**Exercise brief**
Copy all lines of the listing that include the string "View".

**Supplied material**
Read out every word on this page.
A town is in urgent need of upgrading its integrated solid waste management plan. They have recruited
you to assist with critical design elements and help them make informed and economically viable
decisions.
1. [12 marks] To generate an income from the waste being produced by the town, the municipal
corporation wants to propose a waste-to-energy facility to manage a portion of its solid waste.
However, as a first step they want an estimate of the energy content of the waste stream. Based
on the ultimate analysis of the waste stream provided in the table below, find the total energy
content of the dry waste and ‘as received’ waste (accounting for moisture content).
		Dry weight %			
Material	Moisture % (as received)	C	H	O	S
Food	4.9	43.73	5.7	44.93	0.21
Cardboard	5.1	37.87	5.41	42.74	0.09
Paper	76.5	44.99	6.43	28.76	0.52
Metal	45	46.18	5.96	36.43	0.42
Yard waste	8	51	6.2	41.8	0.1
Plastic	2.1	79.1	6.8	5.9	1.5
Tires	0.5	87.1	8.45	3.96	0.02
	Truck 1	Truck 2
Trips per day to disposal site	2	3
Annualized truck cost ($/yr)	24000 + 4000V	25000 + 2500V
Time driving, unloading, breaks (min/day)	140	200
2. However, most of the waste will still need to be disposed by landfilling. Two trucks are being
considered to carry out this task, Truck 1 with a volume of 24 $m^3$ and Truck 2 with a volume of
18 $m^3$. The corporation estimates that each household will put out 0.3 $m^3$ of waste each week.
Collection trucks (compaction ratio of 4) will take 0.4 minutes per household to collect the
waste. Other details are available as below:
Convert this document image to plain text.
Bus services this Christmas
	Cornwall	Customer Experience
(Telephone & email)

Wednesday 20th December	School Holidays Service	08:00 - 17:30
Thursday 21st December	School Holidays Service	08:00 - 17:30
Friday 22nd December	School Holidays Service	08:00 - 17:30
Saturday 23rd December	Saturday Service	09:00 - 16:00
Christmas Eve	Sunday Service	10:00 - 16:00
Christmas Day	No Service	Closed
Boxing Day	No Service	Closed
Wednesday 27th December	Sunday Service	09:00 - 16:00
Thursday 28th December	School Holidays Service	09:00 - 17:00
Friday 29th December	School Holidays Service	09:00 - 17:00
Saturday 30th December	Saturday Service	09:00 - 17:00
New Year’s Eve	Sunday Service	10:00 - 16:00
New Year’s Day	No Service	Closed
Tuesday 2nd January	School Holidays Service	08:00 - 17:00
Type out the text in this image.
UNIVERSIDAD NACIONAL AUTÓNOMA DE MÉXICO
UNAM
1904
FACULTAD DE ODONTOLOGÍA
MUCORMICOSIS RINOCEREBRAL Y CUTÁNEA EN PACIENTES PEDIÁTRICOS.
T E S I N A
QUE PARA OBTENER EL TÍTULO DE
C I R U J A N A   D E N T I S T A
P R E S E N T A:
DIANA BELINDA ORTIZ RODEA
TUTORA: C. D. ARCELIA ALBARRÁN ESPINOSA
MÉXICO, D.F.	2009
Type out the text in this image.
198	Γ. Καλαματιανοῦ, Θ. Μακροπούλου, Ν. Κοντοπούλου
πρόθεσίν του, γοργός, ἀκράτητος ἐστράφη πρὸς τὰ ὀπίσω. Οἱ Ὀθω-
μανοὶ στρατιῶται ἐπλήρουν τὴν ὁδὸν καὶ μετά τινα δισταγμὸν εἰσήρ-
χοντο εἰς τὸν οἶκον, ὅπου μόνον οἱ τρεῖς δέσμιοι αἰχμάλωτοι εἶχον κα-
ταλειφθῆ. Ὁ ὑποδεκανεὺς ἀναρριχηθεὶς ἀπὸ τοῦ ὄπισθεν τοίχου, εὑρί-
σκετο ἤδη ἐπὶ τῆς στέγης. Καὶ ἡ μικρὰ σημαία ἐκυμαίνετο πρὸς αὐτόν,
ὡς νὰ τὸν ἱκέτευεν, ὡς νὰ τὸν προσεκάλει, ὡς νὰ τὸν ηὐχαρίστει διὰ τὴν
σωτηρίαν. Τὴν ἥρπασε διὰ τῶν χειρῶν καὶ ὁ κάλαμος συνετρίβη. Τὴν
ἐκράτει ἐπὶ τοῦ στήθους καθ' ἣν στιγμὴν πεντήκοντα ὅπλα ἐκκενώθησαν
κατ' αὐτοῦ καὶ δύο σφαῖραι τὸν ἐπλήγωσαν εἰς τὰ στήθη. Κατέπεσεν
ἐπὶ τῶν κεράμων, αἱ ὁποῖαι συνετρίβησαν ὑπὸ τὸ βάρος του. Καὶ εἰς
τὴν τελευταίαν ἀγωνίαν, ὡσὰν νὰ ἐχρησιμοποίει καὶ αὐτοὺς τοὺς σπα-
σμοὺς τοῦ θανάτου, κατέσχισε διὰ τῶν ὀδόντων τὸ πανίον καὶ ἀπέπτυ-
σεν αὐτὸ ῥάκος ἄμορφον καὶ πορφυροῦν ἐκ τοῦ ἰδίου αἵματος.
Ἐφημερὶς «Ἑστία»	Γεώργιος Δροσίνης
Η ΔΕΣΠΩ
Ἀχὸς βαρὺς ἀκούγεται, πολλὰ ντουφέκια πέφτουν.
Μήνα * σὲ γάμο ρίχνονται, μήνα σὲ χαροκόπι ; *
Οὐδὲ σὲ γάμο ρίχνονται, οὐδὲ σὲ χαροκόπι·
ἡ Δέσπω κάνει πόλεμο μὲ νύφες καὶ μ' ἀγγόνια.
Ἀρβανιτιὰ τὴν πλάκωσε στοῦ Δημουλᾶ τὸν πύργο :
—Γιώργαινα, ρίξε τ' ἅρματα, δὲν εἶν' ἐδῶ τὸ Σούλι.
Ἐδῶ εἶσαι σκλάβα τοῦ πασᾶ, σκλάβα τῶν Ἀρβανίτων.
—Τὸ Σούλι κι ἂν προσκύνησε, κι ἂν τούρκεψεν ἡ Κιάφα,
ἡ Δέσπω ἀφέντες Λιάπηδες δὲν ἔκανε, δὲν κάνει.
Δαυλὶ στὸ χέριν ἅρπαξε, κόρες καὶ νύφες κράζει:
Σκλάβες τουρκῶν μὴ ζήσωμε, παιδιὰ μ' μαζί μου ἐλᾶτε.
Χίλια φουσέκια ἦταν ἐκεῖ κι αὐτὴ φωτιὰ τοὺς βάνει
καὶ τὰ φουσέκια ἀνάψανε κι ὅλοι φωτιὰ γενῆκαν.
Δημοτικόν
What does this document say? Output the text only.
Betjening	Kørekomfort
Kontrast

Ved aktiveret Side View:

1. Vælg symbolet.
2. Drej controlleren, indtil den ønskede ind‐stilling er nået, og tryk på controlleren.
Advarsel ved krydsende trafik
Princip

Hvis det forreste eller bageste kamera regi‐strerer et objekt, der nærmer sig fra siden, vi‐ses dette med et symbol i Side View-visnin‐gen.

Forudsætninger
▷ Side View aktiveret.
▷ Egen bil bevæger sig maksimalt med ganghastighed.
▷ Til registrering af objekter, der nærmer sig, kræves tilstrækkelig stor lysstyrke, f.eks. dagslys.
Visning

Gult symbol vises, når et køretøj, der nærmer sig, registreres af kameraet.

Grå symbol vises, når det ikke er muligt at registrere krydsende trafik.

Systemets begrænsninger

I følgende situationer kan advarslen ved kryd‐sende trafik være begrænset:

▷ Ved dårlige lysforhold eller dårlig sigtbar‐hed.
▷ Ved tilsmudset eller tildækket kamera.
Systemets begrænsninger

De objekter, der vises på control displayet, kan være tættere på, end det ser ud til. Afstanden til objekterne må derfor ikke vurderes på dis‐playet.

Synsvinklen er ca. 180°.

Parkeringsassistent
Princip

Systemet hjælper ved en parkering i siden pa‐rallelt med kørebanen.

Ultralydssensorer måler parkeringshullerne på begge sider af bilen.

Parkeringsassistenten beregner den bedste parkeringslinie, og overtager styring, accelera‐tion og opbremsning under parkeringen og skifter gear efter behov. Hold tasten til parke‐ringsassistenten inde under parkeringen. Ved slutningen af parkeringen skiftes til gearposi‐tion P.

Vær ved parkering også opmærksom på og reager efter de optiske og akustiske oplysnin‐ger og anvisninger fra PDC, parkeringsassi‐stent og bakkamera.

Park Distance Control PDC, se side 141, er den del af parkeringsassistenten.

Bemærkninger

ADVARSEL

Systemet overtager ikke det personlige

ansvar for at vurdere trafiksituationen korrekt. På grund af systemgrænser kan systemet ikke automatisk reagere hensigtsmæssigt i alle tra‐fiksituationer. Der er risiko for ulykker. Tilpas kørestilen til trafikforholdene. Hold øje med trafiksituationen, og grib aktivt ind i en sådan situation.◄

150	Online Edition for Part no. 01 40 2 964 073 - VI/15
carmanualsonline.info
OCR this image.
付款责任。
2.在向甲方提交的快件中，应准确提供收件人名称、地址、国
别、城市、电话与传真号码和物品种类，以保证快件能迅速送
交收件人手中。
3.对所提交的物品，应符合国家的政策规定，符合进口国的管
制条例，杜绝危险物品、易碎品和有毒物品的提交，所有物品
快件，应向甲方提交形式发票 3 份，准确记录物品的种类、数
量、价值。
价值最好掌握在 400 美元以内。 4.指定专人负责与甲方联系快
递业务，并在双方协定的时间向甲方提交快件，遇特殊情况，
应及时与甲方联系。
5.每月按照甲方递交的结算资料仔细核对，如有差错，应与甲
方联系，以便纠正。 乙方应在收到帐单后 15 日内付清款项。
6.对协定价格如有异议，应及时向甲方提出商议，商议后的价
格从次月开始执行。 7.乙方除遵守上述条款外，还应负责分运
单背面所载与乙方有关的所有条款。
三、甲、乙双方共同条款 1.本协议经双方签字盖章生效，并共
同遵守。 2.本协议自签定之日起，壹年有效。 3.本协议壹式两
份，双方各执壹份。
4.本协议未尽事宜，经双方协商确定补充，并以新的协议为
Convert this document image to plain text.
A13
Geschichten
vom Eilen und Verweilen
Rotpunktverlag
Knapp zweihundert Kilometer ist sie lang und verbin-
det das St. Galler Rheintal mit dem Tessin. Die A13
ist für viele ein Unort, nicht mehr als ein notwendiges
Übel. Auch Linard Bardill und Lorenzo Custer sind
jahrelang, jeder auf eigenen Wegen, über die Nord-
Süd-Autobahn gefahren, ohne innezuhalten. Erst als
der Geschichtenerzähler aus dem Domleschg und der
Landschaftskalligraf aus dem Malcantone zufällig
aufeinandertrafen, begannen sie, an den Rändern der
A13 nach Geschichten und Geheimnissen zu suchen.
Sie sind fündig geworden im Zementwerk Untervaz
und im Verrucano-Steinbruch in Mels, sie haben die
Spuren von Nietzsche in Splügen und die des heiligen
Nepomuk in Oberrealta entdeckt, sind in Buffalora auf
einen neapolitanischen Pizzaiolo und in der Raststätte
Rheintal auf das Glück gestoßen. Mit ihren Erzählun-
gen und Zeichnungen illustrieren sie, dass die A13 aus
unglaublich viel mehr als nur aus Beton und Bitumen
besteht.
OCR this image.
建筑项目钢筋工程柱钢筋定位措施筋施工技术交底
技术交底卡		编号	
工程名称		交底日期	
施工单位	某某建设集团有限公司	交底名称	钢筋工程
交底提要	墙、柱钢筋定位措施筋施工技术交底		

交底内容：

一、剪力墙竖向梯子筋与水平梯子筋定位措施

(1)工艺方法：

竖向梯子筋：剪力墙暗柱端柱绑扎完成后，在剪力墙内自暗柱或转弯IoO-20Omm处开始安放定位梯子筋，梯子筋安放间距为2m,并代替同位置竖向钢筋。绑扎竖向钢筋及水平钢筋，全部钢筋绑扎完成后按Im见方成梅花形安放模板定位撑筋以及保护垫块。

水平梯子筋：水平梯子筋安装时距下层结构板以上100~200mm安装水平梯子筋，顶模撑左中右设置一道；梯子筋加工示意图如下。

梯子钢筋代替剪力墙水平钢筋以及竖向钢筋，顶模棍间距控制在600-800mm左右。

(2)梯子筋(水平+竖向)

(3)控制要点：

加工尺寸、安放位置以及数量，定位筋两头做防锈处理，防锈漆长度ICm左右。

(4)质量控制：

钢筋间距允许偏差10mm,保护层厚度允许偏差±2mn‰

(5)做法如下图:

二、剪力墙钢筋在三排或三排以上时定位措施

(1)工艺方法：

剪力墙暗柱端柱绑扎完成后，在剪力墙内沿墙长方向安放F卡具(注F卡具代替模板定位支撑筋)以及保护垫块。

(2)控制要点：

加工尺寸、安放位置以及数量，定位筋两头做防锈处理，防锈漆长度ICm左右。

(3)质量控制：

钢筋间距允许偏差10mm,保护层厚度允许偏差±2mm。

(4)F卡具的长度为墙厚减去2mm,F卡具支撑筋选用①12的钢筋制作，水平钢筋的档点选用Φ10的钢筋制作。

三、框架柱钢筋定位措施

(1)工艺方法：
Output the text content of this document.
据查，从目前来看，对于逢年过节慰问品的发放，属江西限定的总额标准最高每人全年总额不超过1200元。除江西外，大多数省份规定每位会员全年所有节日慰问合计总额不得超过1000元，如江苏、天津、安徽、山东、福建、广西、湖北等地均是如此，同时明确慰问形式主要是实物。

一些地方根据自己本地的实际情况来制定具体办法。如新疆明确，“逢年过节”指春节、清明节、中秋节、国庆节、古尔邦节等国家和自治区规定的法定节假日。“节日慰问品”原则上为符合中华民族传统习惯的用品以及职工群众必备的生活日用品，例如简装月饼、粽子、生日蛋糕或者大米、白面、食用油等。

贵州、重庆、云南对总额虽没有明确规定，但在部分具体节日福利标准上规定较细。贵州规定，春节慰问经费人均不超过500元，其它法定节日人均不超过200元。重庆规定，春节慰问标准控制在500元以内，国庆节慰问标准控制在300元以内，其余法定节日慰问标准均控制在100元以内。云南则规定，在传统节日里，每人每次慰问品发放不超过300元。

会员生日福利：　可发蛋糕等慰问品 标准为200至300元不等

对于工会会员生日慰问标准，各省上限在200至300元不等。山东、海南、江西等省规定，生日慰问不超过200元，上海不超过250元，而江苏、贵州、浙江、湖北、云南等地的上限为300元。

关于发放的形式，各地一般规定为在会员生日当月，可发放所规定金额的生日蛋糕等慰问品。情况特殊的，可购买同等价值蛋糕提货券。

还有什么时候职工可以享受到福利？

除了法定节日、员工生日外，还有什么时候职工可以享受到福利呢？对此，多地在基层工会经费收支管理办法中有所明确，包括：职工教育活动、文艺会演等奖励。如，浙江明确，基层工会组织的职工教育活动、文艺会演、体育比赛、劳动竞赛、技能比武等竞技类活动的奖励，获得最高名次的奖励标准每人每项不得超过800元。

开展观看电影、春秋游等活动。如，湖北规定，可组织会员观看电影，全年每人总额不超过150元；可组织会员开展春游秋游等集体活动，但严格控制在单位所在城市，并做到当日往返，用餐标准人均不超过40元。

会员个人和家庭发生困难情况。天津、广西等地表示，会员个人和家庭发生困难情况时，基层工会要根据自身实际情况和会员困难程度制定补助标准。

**Full answer**
Ved aktiveret Side View:
Hvis det forreste eller bageste kamera regi‐strerer et objekt, der nærmer sig fra siden, vi‐ses dette med et symbol i Side View-visnin‐gen.
▷ Side View aktiveret.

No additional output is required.